● PROBLEM
Please pull out every line that includes the string "kommun".

## START EXERCISE MATERIAL

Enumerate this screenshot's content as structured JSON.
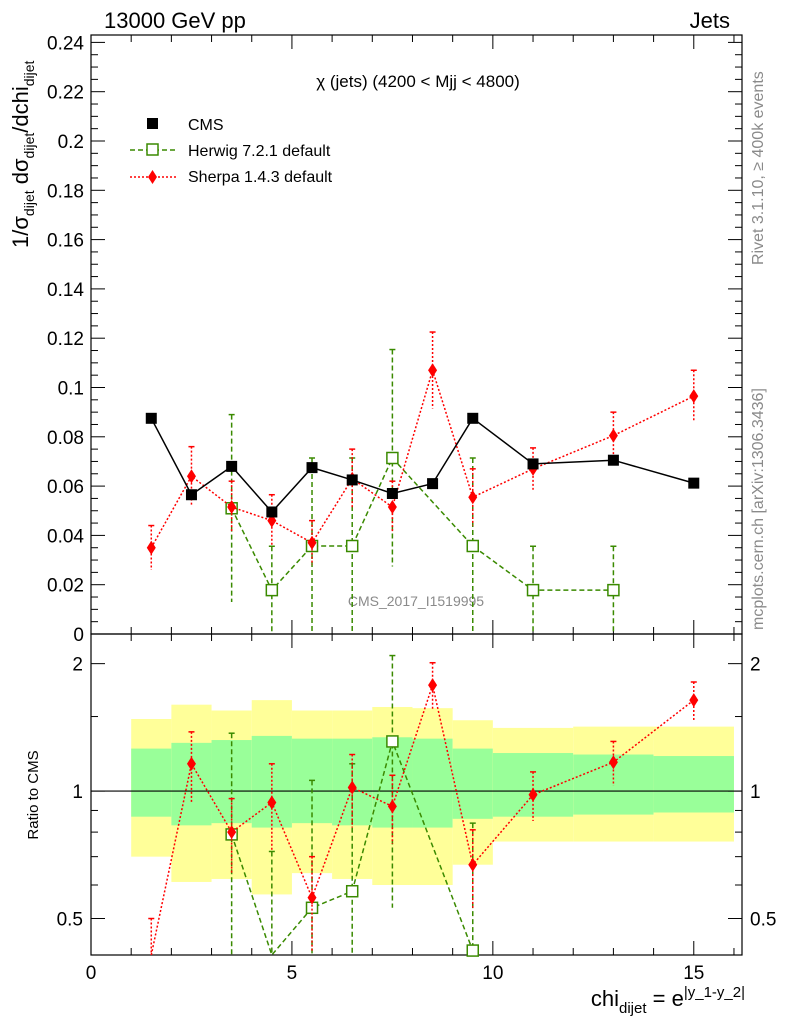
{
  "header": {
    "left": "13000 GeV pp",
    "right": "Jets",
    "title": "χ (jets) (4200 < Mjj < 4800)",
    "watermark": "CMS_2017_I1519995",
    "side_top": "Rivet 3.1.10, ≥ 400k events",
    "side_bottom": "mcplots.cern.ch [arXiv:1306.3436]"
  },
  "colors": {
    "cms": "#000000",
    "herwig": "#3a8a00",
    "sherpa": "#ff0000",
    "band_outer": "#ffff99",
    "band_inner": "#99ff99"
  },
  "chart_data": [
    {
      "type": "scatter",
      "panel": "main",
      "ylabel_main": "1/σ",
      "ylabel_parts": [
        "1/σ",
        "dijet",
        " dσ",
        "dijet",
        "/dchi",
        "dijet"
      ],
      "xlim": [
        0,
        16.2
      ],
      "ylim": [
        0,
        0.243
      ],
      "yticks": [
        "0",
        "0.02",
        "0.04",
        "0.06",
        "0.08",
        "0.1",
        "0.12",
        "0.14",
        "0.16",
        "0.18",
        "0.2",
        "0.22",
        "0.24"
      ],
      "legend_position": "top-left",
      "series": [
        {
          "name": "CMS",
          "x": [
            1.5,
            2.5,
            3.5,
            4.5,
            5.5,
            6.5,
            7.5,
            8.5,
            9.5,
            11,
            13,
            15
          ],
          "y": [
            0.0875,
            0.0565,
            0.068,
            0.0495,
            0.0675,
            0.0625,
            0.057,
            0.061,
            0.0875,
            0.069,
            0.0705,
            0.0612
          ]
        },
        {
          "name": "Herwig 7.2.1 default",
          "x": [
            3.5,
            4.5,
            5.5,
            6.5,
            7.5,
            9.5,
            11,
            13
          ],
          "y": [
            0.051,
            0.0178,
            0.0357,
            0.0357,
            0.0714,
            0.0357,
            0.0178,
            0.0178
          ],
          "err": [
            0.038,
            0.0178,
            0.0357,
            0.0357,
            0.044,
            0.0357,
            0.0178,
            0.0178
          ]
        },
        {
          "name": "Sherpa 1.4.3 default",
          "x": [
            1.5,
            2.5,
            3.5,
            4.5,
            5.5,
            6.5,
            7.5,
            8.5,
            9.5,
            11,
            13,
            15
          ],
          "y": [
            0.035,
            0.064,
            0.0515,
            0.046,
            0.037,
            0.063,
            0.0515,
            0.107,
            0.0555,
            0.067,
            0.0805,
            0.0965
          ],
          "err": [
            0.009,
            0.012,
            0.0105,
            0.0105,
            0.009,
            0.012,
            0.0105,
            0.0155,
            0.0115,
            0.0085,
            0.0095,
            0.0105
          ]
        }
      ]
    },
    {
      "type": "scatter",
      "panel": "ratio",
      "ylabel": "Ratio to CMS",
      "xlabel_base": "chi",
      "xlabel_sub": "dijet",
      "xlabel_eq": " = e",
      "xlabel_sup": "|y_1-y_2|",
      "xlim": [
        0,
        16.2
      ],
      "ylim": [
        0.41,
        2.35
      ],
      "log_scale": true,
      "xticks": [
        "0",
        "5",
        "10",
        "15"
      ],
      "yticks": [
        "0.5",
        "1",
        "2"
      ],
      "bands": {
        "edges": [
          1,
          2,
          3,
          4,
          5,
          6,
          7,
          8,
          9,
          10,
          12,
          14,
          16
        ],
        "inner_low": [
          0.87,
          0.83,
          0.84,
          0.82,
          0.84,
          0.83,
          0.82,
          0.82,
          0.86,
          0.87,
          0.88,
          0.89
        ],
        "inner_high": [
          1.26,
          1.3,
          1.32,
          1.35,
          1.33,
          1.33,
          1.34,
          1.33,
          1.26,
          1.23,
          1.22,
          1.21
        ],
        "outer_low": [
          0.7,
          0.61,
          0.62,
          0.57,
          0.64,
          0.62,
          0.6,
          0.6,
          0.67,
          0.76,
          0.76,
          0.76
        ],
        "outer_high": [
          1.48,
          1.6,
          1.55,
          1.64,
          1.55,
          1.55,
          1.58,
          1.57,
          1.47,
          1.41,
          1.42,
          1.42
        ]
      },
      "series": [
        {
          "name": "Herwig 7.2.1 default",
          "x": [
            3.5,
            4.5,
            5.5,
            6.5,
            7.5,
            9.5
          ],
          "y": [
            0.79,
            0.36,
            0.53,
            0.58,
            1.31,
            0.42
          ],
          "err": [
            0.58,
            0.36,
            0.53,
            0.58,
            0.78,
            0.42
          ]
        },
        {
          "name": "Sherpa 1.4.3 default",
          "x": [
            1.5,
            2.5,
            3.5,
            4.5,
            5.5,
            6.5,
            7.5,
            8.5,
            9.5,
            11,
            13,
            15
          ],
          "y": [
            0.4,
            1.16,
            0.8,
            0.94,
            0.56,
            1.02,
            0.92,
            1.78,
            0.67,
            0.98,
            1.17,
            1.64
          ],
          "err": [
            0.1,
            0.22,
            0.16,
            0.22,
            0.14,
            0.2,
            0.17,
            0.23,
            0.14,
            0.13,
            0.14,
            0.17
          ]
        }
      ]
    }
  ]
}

## END EXERCISE MATERIAL
## START EXERCISE MATERIAL

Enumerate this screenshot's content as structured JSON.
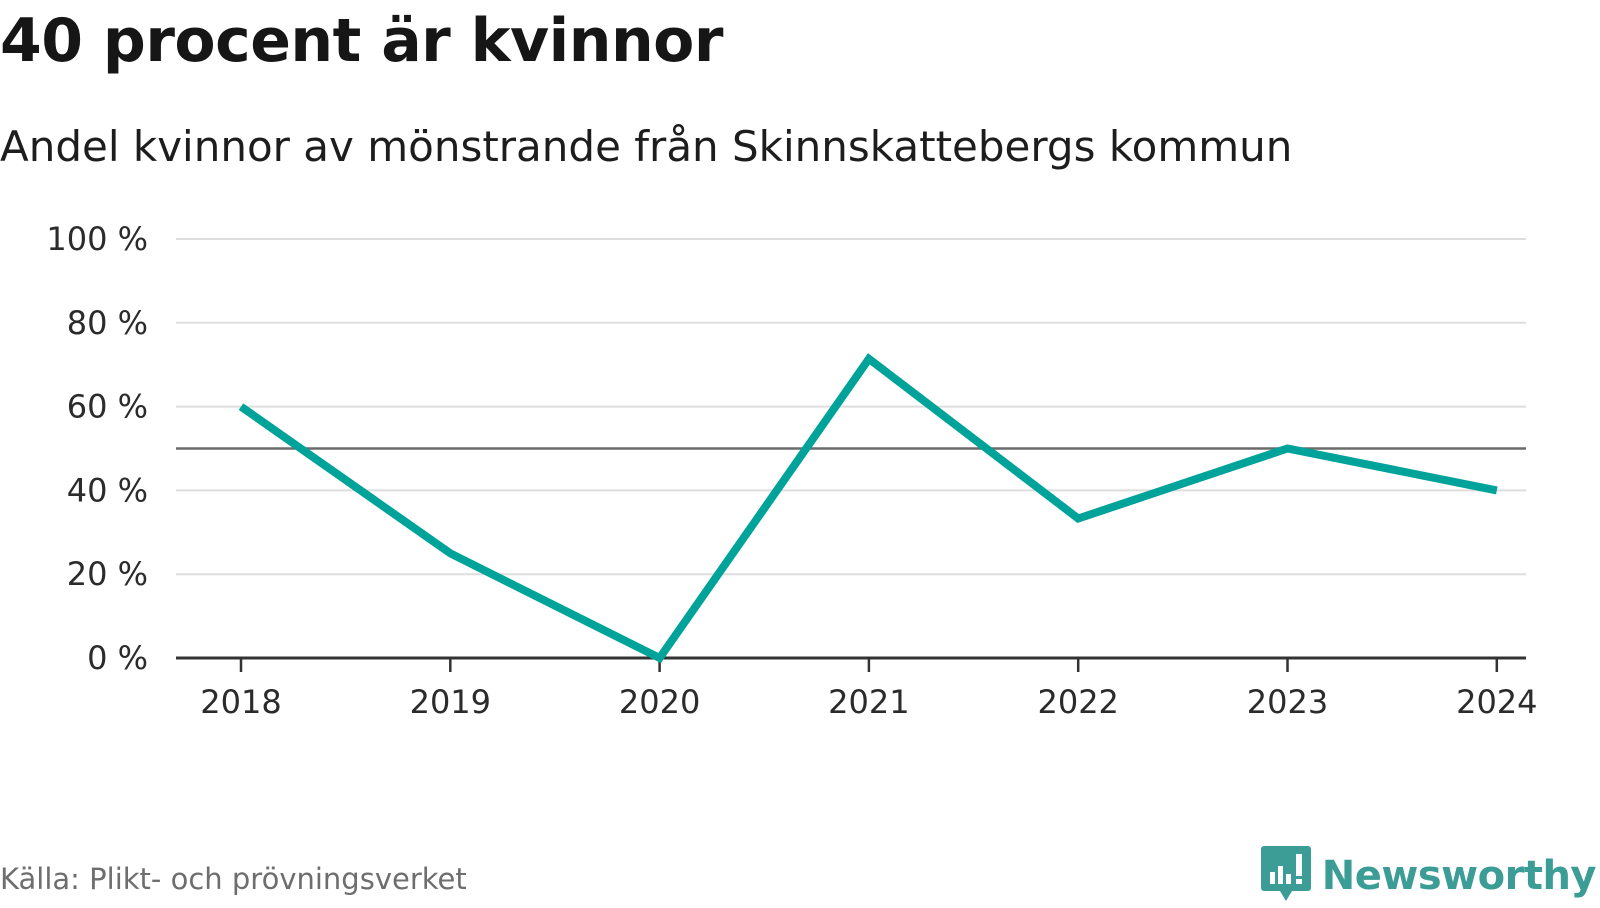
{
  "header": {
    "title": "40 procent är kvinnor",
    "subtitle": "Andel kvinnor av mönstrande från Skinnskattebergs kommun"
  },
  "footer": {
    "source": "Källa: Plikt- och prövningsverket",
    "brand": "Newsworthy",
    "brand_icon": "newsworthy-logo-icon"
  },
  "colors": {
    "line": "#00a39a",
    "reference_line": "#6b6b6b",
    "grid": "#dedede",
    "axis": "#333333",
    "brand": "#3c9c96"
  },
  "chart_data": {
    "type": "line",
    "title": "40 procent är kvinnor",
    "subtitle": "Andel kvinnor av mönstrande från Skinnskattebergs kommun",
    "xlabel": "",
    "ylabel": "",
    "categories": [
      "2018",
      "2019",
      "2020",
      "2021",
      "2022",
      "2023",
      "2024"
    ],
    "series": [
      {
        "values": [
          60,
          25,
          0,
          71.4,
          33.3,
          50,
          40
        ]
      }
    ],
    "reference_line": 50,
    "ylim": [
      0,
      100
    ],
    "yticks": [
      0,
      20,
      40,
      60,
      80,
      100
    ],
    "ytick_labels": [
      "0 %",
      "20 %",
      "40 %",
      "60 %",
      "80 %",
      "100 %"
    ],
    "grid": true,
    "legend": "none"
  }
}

## END EXERCISE MATERIAL

● RESULT OF THIS TASK
    "subtitle": "Andel kvinnor av mönstrande från Skinnskattebergs kommun"
    "subtitle": "Andel kvinnor av mönstrande från Skinnskattebergs kommun",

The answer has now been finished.